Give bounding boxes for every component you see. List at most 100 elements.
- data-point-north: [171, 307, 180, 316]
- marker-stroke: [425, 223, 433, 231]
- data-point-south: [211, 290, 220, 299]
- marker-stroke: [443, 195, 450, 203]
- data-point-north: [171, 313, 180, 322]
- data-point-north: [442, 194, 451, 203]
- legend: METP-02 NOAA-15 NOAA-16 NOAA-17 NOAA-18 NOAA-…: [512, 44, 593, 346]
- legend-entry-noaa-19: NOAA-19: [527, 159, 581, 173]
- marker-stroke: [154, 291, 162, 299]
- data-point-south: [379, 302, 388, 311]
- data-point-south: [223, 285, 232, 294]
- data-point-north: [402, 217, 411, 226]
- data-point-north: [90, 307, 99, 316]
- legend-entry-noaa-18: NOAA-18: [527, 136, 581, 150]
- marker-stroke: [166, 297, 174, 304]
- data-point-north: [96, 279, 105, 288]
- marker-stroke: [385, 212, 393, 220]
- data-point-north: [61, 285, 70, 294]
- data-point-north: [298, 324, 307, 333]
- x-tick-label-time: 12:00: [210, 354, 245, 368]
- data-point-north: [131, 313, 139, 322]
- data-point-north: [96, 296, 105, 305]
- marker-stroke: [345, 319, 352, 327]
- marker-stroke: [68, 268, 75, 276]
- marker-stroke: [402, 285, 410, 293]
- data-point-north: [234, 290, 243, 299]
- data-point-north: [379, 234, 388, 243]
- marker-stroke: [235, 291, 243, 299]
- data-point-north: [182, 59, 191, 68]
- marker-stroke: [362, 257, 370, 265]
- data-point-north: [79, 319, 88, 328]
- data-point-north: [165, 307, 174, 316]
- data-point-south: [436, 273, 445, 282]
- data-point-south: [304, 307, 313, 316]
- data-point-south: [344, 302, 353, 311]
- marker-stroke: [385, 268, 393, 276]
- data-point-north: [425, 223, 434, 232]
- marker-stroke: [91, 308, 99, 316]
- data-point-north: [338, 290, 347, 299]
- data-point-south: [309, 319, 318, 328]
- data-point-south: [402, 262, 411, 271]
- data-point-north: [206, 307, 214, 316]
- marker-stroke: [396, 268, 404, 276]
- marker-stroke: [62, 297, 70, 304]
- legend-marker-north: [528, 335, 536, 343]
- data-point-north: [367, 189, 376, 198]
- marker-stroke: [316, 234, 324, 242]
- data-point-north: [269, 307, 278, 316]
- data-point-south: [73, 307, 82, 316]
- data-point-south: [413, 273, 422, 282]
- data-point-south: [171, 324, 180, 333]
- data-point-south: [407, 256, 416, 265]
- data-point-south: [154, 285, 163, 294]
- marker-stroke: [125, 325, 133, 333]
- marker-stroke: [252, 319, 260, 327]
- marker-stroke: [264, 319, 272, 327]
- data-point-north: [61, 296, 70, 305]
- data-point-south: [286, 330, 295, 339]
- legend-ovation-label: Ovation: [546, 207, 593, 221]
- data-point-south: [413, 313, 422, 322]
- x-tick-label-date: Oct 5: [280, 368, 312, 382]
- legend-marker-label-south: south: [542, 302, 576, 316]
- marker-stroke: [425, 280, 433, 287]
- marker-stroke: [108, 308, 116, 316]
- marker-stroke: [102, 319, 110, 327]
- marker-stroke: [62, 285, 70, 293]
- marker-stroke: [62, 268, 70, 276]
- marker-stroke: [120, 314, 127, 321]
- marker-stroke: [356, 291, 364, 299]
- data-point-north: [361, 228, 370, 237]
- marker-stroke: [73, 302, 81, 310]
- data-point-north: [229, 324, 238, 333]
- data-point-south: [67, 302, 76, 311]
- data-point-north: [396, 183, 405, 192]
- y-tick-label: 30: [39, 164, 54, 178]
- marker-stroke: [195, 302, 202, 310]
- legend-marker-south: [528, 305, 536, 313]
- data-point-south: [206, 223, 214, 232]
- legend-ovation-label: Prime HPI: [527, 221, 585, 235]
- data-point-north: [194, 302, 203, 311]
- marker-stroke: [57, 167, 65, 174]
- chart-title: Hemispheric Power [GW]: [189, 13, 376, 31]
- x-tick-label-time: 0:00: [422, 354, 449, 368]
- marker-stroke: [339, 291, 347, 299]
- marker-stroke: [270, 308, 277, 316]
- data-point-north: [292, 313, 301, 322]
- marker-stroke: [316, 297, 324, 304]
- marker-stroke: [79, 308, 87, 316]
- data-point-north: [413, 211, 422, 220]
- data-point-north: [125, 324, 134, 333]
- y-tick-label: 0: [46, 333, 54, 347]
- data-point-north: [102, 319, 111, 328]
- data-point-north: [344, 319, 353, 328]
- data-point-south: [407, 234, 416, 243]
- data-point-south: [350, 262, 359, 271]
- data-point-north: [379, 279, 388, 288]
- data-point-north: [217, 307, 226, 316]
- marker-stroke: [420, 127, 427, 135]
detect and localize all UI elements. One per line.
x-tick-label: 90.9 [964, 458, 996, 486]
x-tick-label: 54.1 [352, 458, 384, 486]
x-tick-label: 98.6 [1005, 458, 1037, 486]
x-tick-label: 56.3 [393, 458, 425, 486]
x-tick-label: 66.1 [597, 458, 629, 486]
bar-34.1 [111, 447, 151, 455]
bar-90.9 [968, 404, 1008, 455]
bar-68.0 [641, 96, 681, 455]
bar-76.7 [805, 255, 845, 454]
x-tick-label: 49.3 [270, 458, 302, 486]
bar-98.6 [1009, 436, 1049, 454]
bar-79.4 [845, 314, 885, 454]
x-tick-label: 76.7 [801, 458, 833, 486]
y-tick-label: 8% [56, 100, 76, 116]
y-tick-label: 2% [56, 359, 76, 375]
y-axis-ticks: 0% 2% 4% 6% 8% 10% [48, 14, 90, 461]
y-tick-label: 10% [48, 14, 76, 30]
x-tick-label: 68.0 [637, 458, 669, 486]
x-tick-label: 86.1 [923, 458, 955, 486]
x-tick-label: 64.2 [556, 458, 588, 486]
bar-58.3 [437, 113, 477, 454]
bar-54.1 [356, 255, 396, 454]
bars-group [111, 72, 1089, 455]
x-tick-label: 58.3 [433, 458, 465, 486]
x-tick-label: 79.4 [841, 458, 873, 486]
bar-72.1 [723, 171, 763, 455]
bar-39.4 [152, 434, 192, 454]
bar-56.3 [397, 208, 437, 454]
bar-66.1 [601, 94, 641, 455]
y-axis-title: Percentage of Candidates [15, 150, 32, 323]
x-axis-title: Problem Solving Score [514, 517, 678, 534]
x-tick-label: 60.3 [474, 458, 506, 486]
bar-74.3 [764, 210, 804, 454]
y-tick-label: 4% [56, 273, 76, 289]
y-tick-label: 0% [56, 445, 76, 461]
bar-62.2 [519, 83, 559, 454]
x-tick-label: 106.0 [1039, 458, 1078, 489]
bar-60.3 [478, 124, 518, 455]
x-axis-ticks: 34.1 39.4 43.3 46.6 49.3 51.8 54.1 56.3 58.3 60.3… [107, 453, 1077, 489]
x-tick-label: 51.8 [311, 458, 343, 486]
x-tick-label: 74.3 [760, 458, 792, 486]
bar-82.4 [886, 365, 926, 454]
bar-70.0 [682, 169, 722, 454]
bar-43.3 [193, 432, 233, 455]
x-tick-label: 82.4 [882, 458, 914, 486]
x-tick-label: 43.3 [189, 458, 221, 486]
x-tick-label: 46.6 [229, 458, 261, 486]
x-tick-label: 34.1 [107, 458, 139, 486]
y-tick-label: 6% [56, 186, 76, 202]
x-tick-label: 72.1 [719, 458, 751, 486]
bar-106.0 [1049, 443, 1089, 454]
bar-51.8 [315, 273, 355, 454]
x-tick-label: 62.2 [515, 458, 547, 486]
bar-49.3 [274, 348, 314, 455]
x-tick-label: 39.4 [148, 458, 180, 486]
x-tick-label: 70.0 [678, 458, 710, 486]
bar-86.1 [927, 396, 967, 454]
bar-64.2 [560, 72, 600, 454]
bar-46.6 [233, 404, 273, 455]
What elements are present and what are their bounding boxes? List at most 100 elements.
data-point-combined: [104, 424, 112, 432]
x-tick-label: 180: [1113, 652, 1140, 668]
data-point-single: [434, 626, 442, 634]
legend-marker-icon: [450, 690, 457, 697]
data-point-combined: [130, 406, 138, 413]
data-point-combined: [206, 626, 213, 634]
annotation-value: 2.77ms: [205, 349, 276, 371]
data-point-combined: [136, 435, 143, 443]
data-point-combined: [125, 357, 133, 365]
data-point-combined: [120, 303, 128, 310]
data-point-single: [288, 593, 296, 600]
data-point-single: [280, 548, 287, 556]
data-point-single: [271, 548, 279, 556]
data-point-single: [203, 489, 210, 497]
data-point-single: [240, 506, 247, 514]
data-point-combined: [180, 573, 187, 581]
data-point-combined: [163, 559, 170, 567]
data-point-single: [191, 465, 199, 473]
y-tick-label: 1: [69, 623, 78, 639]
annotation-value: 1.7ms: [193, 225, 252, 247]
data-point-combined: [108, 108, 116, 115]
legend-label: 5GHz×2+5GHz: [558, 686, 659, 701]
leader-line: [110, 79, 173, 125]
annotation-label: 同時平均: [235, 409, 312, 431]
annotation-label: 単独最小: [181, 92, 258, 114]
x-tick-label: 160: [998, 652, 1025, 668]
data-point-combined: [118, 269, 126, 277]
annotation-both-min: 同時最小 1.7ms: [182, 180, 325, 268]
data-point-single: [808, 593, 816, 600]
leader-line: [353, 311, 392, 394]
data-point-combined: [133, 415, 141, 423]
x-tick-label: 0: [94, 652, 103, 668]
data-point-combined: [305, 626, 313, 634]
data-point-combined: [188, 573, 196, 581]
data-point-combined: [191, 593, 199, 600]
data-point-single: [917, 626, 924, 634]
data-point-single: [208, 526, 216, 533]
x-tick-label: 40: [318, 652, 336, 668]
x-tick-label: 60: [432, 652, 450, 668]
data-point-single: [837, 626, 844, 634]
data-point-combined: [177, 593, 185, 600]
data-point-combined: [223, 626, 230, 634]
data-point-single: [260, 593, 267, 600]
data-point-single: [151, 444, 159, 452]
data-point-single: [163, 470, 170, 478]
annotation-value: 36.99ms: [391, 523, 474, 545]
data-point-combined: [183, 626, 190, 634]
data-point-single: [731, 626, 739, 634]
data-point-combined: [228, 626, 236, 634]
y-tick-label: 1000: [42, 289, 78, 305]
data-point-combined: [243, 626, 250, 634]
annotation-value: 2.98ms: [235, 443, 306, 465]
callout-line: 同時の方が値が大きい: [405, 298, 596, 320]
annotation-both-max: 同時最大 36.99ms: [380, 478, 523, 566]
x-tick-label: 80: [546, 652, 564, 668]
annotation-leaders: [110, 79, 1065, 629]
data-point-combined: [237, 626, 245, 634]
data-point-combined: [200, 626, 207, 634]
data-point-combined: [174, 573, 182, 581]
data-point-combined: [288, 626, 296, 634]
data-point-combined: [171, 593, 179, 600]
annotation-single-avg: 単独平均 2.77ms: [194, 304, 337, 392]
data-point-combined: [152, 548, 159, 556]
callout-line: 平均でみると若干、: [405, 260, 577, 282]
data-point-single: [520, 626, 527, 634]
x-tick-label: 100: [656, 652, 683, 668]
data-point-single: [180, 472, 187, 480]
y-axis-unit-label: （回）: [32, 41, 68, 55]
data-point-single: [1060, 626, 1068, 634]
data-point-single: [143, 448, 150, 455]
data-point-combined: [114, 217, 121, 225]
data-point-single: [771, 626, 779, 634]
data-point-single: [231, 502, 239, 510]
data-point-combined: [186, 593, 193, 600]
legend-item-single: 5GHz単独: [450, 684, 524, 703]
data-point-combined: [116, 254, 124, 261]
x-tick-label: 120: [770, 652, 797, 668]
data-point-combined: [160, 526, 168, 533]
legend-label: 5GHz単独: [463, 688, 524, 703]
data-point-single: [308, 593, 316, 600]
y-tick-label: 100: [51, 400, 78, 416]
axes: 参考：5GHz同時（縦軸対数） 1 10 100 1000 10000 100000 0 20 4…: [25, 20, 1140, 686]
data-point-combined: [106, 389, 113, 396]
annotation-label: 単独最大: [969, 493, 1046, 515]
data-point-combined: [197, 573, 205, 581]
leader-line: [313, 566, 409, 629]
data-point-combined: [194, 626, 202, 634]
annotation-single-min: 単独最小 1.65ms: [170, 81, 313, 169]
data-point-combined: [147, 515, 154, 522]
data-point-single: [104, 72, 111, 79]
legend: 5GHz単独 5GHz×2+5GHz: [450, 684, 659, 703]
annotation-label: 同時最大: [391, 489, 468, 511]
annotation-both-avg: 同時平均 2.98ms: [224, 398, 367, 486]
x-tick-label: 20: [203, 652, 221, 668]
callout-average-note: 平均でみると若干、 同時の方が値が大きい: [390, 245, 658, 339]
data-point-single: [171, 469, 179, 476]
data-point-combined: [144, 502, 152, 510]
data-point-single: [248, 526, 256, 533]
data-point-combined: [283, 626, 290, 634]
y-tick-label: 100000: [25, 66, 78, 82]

#### [Challenge]
Write out the data word for word, beginning with its first line and continuing through the line that contains "- legend: METP-02", including both of those lines.

#### [Solution for this problem]
Give bounding boxes for every component you see. List at most 100 elements.
- data-point-north: [171, 307, 180, 316]
- marker-stroke: [425, 223, 433, 231]
- data-point-south: [211, 290, 220, 299]
- marker-stroke: [443, 195, 450, 203]
- data-point-north: [171, 313, 180, 322]
- data-point-north: [442, 194, 451, 203]
- legend: METP-02 NOAA-15 NOAA-16 NOAA-17 NOAA-18 NOAA-…: [512, 44, 593, 346]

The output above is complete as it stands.